Task instructions. Write out all the entries word for word and omit any pictures.

Information shown.
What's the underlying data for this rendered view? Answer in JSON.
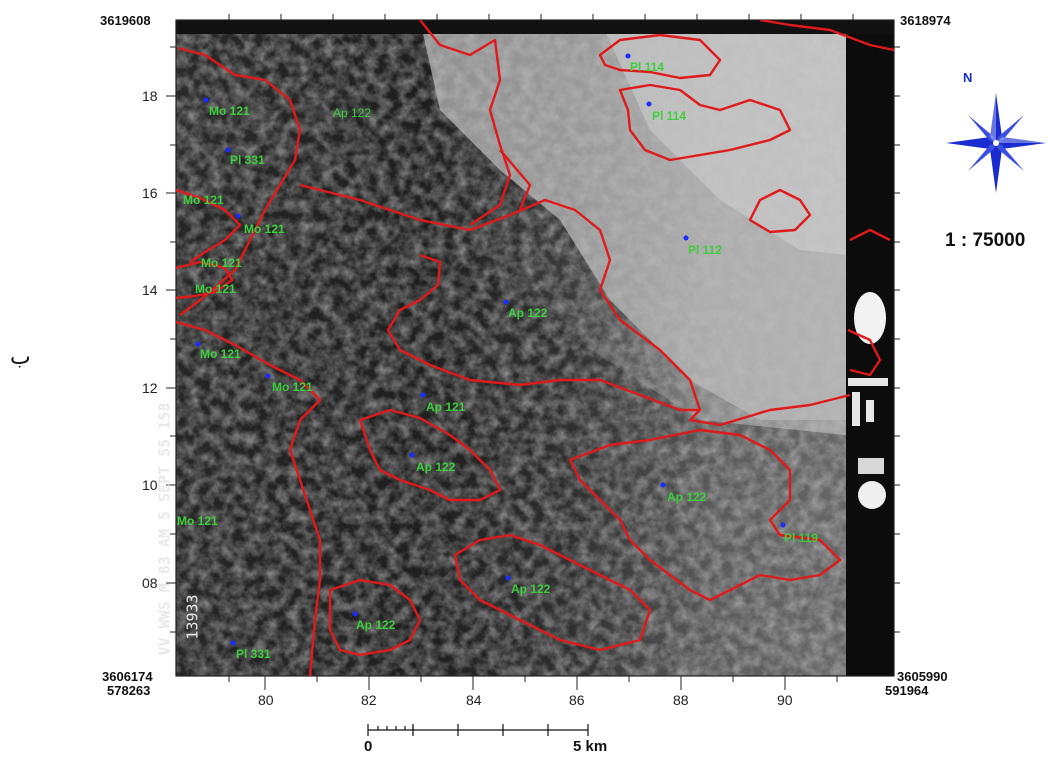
{
  "map": {
    "corners": {
      "top_left": "3619608",
      "top_right": "3618974",
      "bottom_left_y": "3606174",
      "bottom_left_x": "578263",
      "bottom_right_y": "3605990",
      "bottom_right_x": "591964"
    },
    "y_ticks": [
      "18",
      "16",
      "14",
      "12",
      "10",
      "08"
    ],
    "x_ticks": [
      "80",
      "82",
      "84",
      "86",
      "88",
      "90"
    ],
    "unit_labels": [
      "Mo 121",
      "Ap 122",
      "Pl 114",
      "Pl 114",
      "Pl 331",
      "Mo 121",
      "Mo 121",
      "Mo 121",
      "Mo 121",
      "Pl 112",
      "Ap 122",
      "Mo 121",
      "Mo 121",
      "Ap 121",
      "Ap 122",
      "Ap 122",
      "Mo 121",
      "Pl 119",
      "Ap 122",
      "Ap 122",
      "Pl 331"
    ],
    "film_annotation": "VV WWS M 83 AM 5 SEPT 55 158",
    "film_number": "13933",
    "boundary_color": "#e01a1a",
    "label_color": "#3ecf3e",
    "point_color": "#1a2cff"
  },
  "legend": {
    "north_label": "N",
    "scale_ratio": "1 : 75000",
    "scale_bar_start": "0",
    "scale_bar_end": "5 km",
    "north_arrow_color": "#1a2ccf"
  },
  "page": {
    "side_letter": "ب"
  }
}
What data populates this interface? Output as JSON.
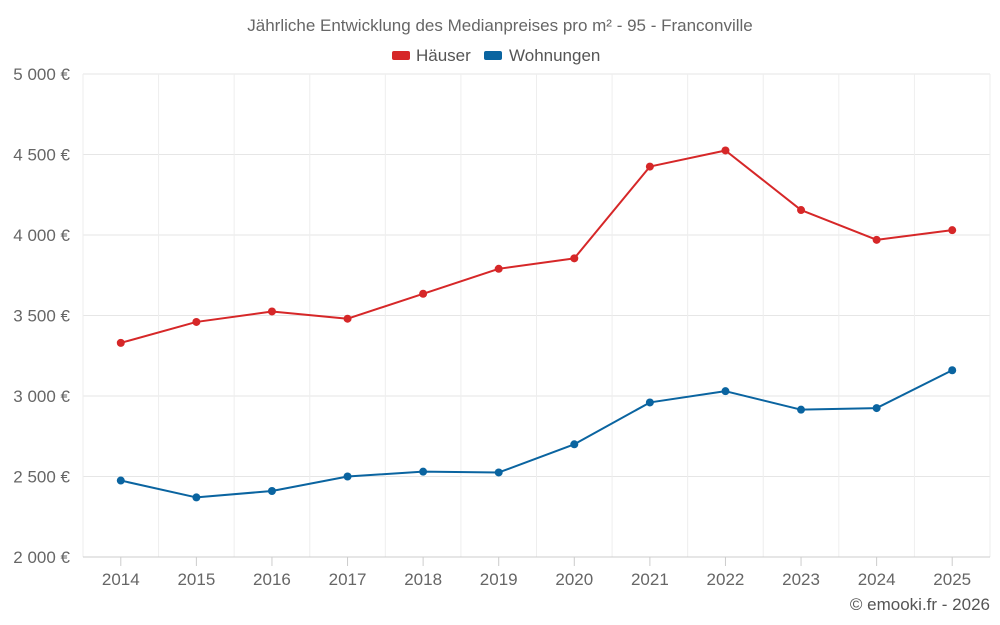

Response to this task.
What's the underlying data for this rendered view? Answer in JSON.
{
  "map": {
    "corners": {
      "top_left": "3619608",
      "top_right": "3618974",
      "bottom_left_y": "3606174",
      "bottom_left_x": "578263",
      "bottom_right_y": "3605990",
      "bottom_right_x": "591964"
    },
    "y_ticks": [
      "18",
      "16",
      "14",
      "12",
      "10",
      "08"
    ],
    "x_ticks": [
      "80",
      "82",
      "84",
      "86",
      "88",
      "90"
    ],
    "unit_labels": [
      "Mo 121",
      "Ap 122",
      "Pl 114",
      "Pl 114",
      "Pl 331",
      "Mo 121",
      "Mo 121",
      "Mo 121",
      "Mo 121",
      "Pl 112",
      "Ap 122",
      "Mo 121",
      "Mo 121",
      "Ap 121",
      "Ap 122",
      "Ap 122",
      "Mo 121",
      "Pl 119",
      "Ap 122",
      "Ap 122",
      "Pl 331"
    ],
    "film_annotation": "VV WWS M 83 AM 5 SEPT 55 158",
    "film_number": "13933",
    "boundary_color": "#e01a1a",
    "label_color": "#3ecf3e",
    "point_color": "#1a2cff"
  },
  "legend": {
    "north_label": "N",
    "scale_ratio": "1 : 75000",
    "scale_bar_start": "0",
    "scale_bar_end": "5 km",
    "north_arrow_color": "#1a2ccf"
  },
  "page": {
    "side_letter": "ب"
  }
}
What data populates this interface? Output as JSON.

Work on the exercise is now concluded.